→ **Prompt**
Which lines hold the string "this"? Copy every one of them.
╭─ The input
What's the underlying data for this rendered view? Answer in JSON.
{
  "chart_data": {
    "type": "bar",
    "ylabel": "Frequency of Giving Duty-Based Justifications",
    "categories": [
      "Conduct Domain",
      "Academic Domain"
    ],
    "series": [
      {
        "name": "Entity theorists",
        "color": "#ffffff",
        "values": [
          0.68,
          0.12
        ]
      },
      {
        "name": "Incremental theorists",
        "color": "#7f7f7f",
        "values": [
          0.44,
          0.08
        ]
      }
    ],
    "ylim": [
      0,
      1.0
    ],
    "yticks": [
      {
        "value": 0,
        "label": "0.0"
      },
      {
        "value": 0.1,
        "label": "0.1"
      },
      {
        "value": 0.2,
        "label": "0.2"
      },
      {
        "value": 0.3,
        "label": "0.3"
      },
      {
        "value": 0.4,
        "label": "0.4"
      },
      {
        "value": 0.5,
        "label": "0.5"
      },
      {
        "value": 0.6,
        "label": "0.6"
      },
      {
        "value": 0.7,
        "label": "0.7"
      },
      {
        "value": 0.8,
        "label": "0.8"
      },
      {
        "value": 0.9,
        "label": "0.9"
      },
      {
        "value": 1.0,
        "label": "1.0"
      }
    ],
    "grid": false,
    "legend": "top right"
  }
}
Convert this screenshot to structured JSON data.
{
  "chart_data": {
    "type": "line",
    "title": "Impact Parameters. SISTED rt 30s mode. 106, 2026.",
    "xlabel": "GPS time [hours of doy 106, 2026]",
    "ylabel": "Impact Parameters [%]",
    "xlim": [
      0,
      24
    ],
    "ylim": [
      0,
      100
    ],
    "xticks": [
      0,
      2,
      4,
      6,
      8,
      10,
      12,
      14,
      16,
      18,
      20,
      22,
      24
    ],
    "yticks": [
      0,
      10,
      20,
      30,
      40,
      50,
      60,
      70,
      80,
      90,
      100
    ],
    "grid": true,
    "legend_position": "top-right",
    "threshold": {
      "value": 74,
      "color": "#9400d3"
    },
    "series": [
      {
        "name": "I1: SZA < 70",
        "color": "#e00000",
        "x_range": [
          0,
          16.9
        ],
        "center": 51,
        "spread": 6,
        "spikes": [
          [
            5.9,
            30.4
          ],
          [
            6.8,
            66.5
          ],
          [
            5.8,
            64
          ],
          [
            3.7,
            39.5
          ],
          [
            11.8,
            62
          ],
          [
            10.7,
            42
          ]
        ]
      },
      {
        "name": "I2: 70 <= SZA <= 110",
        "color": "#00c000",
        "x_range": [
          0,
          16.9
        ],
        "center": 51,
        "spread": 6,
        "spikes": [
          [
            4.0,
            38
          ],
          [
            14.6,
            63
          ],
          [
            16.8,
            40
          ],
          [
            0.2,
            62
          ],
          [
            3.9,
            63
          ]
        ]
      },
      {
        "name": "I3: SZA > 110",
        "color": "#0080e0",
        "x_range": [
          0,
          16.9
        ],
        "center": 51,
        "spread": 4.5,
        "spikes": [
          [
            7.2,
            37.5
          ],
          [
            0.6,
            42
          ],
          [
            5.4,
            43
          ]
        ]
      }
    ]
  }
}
╰─
╭─ The input
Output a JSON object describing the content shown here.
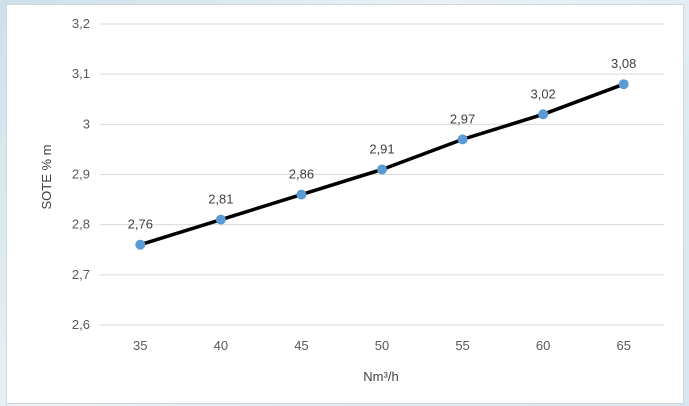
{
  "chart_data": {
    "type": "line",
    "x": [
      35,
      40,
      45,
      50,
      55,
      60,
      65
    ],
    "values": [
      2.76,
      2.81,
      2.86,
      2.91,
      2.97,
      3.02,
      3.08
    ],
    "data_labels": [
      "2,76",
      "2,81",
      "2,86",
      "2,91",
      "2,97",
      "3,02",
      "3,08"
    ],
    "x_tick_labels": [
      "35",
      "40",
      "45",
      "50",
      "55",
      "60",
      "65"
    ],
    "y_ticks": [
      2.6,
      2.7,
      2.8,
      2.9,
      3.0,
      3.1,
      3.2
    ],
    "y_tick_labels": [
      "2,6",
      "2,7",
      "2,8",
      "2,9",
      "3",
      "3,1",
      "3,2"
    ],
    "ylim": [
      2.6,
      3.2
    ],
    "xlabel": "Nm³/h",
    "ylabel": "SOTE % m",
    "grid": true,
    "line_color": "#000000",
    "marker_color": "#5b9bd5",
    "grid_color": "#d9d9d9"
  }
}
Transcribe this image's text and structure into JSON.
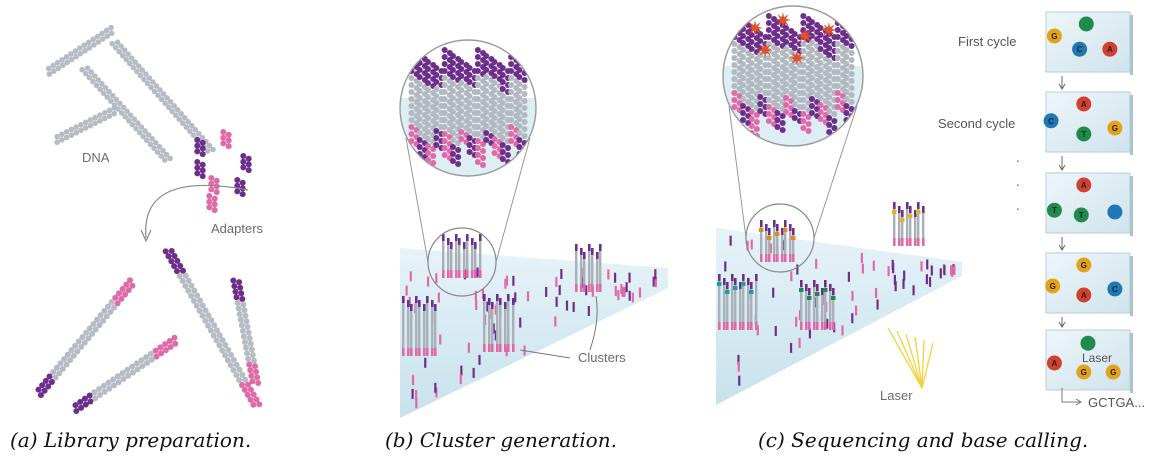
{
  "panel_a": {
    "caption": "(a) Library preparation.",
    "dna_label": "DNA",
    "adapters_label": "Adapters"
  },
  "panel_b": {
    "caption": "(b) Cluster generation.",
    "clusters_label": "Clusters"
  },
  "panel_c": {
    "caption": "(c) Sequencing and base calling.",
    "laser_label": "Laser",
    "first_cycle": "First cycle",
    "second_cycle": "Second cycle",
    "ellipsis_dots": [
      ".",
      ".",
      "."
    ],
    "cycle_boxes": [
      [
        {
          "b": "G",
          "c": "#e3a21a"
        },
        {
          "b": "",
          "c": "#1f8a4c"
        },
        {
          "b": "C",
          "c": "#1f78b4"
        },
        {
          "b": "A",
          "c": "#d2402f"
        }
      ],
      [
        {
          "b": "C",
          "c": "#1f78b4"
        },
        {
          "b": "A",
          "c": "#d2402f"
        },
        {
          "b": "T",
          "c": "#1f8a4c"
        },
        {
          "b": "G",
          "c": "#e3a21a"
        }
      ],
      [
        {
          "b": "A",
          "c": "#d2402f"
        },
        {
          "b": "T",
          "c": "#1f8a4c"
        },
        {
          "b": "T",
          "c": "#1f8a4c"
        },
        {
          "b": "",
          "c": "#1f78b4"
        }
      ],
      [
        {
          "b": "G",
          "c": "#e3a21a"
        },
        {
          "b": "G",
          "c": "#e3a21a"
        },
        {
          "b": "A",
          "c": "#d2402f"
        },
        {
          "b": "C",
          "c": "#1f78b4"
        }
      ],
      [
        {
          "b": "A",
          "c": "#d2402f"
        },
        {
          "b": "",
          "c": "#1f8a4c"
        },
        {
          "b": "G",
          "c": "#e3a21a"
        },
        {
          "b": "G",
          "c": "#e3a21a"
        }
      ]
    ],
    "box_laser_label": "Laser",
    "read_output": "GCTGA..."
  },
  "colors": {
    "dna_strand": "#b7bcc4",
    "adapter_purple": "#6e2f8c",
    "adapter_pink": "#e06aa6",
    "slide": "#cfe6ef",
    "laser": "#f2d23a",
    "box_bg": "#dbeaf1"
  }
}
╰─
→ **The answer**
What's the underlying data for this rendered view? Answer in JSON.
Convert this screenshot to structured JSON data.
Transcribe this image's text and structure into JSON.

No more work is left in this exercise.